WHAT TO DO »
Gather up every line from the entries below that uses the word "ഭവനരഹ".

DATA FOR PROCESSING »

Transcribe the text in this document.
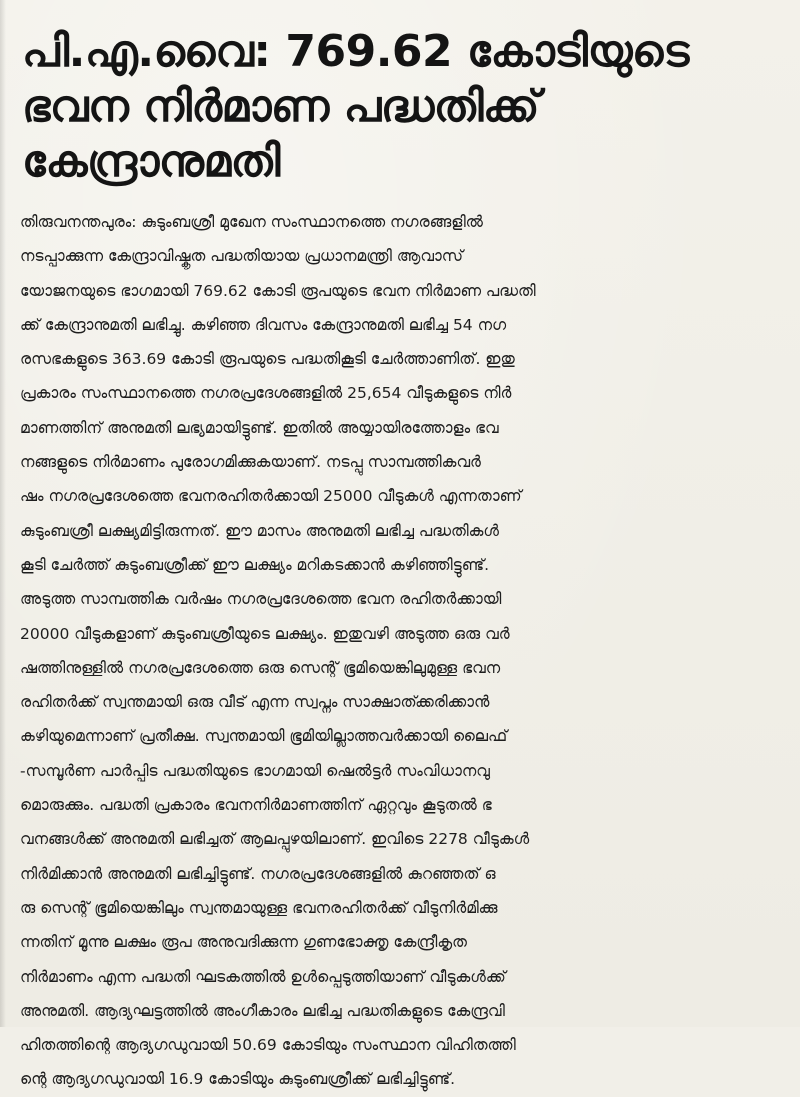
പി.എ.വൈ: 769.62 കോടിയുടെ
ഭവന നിർമാണ പദ്ധതിക്ക്
കേന്ദ്രാനുമതി
തിരുവനന്തപുരം: കുടുംബശ്രീ മുഖേന സംസ്ഥാനത്തെ നഗരങ്ങളിൽ
നടപ്പാക്കുന്ന കേന്ദ്രാവിഷ്കൃത പദ്ധതിയായ പ്രധാനമന്ത്രി ആവാസ്
യോജനയുടെ ഭാഗമായി 769.62 കോടി രൂപയുടെ ഭവന നിർമാണ പദ്ധതി
ക്ക് കേന്ദ്രാനുമതി ലഭിച്ചു. കഴിഞ്ഞ ദിവസം കേന്ദ്രാനുമതി ലഭിച്ച 54 നഗ
രസഭകളുടെ 363.69 കോടി രൂപയുടെ പദ്ധതികൂടി ചേർത്താണിത്. ഇതു
പ്രകാരം സംസ്ഥാനത്തെ നഗരപ്രദേശങ്ങളിൽ 25,654 വീടുകളുടെ നിർ
മാണത്തിന് അനുമതി ലഭ്യമായിട്ടുണ്ട്. ഇതിൽ അയ്യായിരത്തോളം ഭവ
നങ്ങളുടെ നിർമാണം പുരോഗമിക്കുകയാണ്. നടപ്പു സാമ്പത്തികവർ
ഷം നഗരപ്രദേശത്തെ ഭവനരഹിതർക്കായി 25000 വീടുകൾ എന്നതാണ്
കുടുംബശ്രീ ലക്ഷ്യമിട്ടിരുന്നത്. ഈ മാസം അനുമതി ലഭിച്ച പദ്ധതികൾ
കൂടി ചേർത്ത് കുടുംബശ്രീക്ക് ഈ ലക്ഷ്യം മറികടക്കാൻ കഴിഞ്ഞിട്ടുണ്ട്.
അടുത്ത സാമ്പത്തിക വർഷം നഗരപ്രദേശത്തെ ഭവന രഹിതർക്കായി
20000 വീടുകളാണ് കുടുംബശ്രീയുടെ ലക്ഷ്യം. ഇതുവഴി അടുത്ത ഒരു വർ
ഷത്തിനുള്ളിൽ നഗരപ്രദേശത്തെ ഒരു സെന്റ് ഭൂമിയെങ്കിലുമുള്ള ഭവന
രഹിതർക്ക് സ്വന്തമായി ഒരു വീട് എന്ന സ്വപ്നം സാക്ഷാത്ക്കരിക്കാൻ
കഴിയുമെന്നാണ് പ്രതീക്ഷ. സ്വന്തമായി ഭൂമിയില്ലാത്തവർക്കായി ലൈഫ്
-സമ്പൂർണ പാർപ്പിട പദ്ധതിയുടെ ഭാഗമായി ഷെൽട്ടർ സംവിധാനവു
മൊരുക്കും. പദ്ധതി പ്രകാരം ഭവനനിർമാണത്തിന് ഏറ്റവും കൂടുതൽ ഭ
വനങ്ങൾക്ക് അനുമതി ലഭിച്ചത് ആലപ്പുഴയിലാണ്. ഇവിടെ 2278 വീടുകൾ
നിർമിക്കാൻ അനുമതി ലഭിച്ചിട്ടുണ്ട്. നഗരപ്രദേശങ്ങളിൽ കുറഞ്ഞത് ഒ
രു സെന്റ് ഭൂമിയെങ്കിലും സ്വന്തമായുള്ള ഭവനരഹിതർക്ക് വീടുനിർമിക്കു
ന്നതിന് മൂന്നു ലക്ഷം രൂപ അനുവദിക്കുന്ന ഗുണഭോക്തൃ കേന്ദ്രീകൃത
നിർമാണം എന്ന പദ്ധതി ഘടകത്തിൽ ഉൾപ്പെടുത്തിയാണ് വീടുകൾക്ക്
അനുമതി. ആദ്യഘട്ടത്തിൽ അംഗീകാരം ലഭിച്ച പദ്ധതികളുടെ കേന്ദ്രവി
ഹിതത്തിന്റെ ആദ്യഗഡുവായി 50.69 കോടിയും സംസ്ഥാന വിഹിതത്തി
ന്റെ ആദ്യഗഡുവായി 16.9 കോടിയും കുടുംബശ്രീക്ക് ലഭിച്ചിട്ടുണ്ട്.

SOLUTION BELOW »
ഷം നഗരപ്രദേശത്തെ ഭവനരഹിതർക്കായി 25000 വീടുകൾ എന്നതാണ്
രു സെന്റ് ഭൂമിയെങ്കിലും സ്വന്തമായുള്ള ഭവനരഹിതർക്ക് വീടുനിർമിക്കു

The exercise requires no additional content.